▶ [STATED PROBLEM]: Where a line of the material contains the string "JSON", copy that line.
"""
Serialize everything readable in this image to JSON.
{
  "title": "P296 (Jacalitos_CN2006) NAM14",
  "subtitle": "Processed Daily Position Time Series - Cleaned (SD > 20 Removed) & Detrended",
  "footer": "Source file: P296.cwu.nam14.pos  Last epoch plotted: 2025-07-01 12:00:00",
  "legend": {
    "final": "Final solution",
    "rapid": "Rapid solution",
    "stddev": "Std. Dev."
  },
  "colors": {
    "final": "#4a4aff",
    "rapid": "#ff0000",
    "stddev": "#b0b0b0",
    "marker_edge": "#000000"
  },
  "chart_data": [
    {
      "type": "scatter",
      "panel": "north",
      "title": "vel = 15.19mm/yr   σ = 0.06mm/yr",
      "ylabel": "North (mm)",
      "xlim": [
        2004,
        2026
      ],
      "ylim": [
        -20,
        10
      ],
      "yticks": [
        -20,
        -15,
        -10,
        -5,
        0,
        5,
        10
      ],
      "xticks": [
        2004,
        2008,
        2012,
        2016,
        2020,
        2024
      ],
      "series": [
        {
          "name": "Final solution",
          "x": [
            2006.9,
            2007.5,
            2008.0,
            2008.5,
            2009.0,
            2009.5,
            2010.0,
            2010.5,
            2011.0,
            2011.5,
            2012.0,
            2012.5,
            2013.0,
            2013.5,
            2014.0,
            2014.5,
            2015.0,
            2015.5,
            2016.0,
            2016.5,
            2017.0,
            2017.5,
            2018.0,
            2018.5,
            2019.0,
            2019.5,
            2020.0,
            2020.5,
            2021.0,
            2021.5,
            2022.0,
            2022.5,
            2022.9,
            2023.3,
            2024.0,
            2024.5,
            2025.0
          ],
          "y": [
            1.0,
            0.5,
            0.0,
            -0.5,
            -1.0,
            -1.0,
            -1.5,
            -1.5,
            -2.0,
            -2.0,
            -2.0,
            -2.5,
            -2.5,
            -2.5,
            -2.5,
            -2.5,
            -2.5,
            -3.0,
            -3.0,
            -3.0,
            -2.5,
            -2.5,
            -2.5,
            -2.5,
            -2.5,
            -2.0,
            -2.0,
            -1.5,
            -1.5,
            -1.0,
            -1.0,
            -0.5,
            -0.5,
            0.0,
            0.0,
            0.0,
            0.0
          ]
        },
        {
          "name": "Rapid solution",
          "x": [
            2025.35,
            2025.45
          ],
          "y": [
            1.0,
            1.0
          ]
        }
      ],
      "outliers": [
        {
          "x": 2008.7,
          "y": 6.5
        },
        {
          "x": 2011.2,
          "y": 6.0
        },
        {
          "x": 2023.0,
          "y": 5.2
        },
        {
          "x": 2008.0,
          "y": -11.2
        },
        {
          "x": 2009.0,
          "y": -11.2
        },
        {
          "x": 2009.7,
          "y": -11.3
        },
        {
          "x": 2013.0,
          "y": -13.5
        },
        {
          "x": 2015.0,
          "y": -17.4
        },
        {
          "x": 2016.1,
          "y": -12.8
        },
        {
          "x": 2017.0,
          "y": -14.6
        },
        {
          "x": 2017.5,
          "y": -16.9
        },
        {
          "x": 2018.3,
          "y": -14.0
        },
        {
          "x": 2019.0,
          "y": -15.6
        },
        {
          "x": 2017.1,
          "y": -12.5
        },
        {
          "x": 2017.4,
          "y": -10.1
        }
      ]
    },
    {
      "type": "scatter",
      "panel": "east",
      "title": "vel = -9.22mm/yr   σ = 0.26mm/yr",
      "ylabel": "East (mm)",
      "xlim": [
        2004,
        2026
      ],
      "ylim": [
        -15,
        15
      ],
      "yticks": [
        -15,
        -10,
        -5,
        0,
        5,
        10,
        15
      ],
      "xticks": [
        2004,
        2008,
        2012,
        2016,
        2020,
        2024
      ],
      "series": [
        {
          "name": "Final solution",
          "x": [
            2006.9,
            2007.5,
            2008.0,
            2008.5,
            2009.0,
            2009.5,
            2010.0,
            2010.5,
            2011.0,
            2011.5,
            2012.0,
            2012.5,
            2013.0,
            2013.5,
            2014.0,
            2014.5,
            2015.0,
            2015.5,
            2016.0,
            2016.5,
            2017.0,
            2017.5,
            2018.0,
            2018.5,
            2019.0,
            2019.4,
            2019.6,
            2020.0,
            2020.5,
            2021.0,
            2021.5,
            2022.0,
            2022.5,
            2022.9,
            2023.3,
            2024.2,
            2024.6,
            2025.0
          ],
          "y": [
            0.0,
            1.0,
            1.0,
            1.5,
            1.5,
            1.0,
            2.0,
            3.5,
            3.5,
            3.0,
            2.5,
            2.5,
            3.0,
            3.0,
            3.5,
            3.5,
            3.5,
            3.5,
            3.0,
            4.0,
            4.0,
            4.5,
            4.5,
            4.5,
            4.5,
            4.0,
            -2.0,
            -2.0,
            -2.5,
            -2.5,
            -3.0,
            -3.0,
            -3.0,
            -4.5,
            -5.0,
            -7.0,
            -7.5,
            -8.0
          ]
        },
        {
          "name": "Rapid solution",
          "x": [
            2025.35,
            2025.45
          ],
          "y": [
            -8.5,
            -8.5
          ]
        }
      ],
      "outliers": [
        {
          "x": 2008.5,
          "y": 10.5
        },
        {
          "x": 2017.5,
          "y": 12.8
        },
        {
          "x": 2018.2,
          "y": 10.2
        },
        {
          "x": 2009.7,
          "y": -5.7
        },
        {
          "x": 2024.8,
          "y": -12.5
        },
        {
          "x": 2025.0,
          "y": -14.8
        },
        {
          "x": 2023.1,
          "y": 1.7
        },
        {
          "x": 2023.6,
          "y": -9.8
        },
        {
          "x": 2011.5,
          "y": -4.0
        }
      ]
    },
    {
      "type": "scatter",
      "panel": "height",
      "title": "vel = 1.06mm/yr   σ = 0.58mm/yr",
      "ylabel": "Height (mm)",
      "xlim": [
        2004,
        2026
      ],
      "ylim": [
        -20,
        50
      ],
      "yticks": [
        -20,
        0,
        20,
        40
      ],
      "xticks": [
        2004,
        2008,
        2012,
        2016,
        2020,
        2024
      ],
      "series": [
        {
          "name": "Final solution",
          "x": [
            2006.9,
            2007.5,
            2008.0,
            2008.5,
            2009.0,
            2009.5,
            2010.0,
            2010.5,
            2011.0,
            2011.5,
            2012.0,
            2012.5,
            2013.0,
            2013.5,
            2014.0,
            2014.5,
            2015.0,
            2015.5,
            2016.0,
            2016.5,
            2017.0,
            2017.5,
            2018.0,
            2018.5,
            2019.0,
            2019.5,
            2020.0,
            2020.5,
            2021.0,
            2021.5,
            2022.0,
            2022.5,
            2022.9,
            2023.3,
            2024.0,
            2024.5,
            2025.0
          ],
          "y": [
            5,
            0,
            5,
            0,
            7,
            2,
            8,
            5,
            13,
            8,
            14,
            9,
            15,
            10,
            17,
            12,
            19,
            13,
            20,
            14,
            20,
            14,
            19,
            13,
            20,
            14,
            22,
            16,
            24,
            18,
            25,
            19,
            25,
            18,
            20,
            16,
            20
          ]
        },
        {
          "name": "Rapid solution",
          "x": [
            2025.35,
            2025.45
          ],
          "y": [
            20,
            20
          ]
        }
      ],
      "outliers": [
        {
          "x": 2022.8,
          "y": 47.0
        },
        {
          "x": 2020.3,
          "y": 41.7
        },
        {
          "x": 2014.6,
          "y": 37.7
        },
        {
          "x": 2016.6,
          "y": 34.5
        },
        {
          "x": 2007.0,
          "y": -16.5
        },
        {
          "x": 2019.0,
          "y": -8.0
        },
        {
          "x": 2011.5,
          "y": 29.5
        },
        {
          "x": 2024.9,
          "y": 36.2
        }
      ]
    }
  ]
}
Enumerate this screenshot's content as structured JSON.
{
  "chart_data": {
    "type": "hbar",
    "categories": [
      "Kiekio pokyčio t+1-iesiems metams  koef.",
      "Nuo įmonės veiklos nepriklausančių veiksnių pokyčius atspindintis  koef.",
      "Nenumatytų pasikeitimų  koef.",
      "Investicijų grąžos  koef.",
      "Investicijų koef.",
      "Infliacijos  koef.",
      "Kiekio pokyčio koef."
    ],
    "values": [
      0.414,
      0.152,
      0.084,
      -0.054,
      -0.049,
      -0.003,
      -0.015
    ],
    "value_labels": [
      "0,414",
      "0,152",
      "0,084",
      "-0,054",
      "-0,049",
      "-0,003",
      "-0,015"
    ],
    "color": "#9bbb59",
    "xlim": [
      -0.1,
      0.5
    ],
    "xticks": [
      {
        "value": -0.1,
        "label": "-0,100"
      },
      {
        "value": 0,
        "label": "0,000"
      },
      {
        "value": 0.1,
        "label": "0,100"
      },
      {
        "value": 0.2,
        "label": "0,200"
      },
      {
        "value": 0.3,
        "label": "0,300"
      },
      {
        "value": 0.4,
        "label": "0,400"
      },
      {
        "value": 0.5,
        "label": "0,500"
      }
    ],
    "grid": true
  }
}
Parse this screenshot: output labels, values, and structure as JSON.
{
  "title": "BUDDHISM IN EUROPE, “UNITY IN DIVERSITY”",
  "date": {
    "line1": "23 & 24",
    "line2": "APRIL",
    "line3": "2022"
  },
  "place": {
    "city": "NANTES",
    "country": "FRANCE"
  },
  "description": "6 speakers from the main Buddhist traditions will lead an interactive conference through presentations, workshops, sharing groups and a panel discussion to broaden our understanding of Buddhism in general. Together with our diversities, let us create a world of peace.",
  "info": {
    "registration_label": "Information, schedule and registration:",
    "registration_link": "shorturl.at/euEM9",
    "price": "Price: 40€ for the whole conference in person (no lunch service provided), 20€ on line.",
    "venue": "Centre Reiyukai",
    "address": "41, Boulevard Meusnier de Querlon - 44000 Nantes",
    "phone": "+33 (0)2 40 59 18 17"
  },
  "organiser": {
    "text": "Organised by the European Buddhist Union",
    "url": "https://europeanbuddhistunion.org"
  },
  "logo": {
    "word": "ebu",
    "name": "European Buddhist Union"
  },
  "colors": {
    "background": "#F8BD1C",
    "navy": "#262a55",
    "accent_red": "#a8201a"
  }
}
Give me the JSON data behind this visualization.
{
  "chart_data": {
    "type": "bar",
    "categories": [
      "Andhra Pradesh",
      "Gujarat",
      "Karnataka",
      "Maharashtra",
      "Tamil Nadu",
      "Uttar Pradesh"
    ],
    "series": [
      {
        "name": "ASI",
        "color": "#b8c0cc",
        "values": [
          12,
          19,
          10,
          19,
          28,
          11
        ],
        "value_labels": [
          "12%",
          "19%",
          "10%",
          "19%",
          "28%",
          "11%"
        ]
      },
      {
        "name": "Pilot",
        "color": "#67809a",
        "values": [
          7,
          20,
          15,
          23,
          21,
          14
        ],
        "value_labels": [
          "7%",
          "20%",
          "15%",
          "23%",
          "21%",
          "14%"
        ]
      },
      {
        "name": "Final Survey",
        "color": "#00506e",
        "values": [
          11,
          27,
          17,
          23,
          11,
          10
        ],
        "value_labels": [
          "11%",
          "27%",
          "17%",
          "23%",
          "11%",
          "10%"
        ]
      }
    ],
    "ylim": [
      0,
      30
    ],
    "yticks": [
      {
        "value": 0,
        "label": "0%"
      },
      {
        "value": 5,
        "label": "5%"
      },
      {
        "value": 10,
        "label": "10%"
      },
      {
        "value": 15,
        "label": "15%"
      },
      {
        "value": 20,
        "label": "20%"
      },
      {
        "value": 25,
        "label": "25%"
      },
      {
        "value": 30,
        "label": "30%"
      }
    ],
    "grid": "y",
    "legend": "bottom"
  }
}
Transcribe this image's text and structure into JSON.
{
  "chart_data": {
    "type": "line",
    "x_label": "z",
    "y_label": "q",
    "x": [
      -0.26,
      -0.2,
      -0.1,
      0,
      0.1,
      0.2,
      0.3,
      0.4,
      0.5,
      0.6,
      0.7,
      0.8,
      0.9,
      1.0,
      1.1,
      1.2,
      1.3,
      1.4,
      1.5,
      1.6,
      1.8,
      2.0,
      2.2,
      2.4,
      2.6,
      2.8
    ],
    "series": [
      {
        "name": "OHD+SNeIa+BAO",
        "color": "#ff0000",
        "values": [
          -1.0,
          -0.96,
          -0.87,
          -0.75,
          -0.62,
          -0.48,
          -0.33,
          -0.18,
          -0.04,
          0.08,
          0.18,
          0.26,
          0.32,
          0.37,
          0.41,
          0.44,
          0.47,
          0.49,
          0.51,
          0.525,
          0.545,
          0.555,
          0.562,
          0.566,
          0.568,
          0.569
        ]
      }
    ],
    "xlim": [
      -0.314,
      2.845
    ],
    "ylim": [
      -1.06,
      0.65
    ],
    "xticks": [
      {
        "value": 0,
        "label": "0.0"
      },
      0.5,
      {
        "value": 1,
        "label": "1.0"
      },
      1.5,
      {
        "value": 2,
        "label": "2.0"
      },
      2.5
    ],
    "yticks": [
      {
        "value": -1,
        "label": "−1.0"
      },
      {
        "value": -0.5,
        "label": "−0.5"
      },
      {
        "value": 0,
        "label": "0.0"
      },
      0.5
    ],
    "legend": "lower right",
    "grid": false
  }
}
"""
▶ [COMPLETED EXERCISE]:
Serialize everything readable in this image to JSON.
Enumerate this screenshot's content as structured JSON.
Parse this screenshot: output labels, values, and structure as JSON.
Give me the JSON data behind this visualization.
Transcribe this image's text and structure into JSON.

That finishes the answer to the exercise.